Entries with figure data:
================

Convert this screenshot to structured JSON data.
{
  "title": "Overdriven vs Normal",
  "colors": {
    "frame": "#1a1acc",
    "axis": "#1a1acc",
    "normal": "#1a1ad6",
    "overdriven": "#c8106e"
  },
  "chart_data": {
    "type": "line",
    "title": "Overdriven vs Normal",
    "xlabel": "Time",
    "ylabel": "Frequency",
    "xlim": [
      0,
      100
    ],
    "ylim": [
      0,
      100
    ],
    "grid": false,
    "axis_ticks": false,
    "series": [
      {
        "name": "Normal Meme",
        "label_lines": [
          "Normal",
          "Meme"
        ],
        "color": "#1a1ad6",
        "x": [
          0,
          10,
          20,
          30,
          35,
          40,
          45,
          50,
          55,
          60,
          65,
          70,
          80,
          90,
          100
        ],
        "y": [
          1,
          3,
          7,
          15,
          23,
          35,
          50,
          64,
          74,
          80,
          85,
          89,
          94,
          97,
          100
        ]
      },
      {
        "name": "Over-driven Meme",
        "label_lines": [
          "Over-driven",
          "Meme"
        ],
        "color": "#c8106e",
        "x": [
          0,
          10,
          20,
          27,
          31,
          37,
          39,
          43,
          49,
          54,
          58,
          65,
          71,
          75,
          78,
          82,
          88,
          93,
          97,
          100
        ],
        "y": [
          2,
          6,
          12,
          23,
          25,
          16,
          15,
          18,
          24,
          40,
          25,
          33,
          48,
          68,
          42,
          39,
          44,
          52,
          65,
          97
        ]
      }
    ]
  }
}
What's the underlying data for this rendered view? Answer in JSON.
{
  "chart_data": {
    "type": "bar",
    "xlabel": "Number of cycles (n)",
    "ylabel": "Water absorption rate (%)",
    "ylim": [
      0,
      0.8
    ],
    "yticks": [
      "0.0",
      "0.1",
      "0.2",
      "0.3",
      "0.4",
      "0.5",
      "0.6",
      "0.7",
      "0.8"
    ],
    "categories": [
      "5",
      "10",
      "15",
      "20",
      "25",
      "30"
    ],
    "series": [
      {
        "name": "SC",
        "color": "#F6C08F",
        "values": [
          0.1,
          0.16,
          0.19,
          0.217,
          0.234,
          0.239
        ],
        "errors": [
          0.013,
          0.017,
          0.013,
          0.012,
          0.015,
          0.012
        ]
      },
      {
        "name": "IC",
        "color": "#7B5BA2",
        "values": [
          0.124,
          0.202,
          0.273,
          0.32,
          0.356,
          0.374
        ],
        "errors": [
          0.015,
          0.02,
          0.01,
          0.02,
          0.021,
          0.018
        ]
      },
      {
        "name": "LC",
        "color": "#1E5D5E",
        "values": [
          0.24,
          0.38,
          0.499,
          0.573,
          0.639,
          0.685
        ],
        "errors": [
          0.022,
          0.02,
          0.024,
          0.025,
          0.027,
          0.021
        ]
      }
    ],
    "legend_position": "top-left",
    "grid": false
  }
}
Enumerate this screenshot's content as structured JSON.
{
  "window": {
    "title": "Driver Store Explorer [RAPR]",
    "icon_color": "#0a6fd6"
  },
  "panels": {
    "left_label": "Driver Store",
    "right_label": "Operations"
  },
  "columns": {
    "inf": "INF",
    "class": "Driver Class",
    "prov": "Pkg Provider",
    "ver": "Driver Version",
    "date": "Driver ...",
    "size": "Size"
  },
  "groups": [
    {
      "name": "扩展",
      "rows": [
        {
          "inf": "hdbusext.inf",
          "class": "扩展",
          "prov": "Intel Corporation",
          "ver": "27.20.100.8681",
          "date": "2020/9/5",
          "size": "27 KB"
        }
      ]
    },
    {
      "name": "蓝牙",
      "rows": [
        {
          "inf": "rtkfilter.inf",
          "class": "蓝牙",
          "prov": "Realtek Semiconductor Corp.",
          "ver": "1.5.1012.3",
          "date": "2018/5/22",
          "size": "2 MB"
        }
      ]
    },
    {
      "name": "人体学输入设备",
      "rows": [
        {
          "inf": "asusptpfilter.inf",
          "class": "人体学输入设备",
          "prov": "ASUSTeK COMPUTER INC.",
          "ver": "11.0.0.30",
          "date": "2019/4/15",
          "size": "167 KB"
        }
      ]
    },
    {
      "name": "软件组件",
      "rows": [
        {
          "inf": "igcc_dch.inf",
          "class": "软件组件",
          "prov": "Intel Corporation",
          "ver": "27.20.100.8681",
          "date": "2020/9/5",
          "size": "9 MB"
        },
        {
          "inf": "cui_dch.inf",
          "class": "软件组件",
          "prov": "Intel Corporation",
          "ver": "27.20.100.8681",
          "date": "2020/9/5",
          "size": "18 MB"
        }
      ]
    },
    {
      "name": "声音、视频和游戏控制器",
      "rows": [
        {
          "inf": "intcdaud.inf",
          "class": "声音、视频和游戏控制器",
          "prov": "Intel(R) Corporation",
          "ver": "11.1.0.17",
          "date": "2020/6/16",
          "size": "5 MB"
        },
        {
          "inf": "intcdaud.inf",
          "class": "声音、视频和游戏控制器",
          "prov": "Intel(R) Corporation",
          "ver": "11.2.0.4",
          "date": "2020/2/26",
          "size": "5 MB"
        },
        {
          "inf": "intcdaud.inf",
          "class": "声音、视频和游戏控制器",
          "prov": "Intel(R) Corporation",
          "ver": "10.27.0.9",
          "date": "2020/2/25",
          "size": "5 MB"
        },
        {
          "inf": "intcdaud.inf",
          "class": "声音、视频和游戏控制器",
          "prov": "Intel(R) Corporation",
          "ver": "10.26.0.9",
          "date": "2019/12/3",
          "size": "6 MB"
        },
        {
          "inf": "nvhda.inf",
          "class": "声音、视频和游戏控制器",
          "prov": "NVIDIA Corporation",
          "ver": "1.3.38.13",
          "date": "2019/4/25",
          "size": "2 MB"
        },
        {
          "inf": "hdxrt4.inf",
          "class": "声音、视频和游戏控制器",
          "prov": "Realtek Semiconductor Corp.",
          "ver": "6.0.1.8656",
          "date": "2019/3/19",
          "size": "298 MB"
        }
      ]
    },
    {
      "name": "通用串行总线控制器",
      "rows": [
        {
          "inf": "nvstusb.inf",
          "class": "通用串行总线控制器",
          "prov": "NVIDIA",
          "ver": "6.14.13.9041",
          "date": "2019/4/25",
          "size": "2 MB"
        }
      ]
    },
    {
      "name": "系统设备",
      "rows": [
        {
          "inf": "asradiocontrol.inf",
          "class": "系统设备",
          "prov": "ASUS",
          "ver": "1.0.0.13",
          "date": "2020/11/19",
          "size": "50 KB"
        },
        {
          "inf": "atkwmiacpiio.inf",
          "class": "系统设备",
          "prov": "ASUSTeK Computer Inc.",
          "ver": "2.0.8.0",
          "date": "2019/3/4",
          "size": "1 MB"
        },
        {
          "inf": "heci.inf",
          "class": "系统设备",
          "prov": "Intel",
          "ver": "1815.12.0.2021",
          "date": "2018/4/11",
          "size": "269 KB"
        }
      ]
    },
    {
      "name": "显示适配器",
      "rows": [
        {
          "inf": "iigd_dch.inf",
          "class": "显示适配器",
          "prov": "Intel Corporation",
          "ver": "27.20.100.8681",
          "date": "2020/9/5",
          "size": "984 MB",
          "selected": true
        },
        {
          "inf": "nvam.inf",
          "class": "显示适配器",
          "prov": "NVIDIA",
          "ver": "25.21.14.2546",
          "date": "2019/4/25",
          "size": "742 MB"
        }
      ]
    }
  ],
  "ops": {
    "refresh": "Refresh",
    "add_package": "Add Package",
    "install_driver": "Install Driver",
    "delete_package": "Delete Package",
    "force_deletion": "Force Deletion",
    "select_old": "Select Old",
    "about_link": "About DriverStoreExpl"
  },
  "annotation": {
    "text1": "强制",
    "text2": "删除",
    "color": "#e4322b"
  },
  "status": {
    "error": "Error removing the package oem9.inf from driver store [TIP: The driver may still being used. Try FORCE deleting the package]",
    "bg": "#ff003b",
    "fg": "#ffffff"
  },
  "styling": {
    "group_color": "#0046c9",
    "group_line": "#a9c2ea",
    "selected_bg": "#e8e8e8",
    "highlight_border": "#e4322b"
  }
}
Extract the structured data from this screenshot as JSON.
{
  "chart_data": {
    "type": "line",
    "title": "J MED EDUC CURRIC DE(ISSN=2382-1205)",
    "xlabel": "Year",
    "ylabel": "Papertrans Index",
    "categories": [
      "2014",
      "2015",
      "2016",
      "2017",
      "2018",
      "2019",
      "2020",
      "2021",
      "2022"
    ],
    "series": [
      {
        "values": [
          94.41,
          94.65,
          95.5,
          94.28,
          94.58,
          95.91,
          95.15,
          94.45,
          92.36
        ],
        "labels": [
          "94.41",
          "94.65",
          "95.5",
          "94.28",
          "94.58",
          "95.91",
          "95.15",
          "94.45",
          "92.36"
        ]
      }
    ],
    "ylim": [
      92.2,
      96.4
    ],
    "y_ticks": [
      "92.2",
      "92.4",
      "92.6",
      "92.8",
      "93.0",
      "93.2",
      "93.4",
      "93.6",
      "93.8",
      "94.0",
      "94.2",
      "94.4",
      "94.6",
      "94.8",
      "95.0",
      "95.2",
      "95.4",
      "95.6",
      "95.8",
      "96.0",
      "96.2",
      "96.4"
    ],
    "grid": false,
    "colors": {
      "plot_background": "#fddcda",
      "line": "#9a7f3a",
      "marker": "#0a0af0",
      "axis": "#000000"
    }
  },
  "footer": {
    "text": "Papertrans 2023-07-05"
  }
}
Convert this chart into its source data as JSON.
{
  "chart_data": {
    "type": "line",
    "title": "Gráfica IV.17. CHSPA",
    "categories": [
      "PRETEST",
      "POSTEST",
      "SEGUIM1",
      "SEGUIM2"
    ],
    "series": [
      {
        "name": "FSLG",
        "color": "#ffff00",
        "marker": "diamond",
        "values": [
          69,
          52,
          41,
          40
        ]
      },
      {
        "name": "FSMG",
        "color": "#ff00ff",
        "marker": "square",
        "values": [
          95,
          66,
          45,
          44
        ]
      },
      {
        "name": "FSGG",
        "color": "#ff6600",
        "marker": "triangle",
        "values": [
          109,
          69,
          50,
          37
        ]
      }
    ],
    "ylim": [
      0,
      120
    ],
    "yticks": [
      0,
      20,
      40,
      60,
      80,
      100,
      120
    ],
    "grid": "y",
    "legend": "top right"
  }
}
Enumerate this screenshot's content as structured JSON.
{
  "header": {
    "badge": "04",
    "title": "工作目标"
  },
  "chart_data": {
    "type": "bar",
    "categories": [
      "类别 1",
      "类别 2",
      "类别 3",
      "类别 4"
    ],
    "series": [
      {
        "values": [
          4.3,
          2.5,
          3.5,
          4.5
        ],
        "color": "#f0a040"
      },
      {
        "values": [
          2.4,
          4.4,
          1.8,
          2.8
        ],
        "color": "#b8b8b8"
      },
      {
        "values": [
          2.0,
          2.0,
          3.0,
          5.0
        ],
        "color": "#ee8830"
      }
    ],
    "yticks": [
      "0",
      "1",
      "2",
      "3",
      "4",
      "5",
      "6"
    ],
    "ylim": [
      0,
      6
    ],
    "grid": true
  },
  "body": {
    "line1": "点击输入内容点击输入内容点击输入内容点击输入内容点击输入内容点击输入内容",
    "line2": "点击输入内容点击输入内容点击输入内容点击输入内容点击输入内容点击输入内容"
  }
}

================

PROBLEM STATEMENT »
In the entries above, find each line with the word "marker" and copy it.

SOLUTION TO THIS TASK »
      "marker": "#0a0af0",
        "marker": "diamond",
        "marker": "square",
        "marker": "triangle",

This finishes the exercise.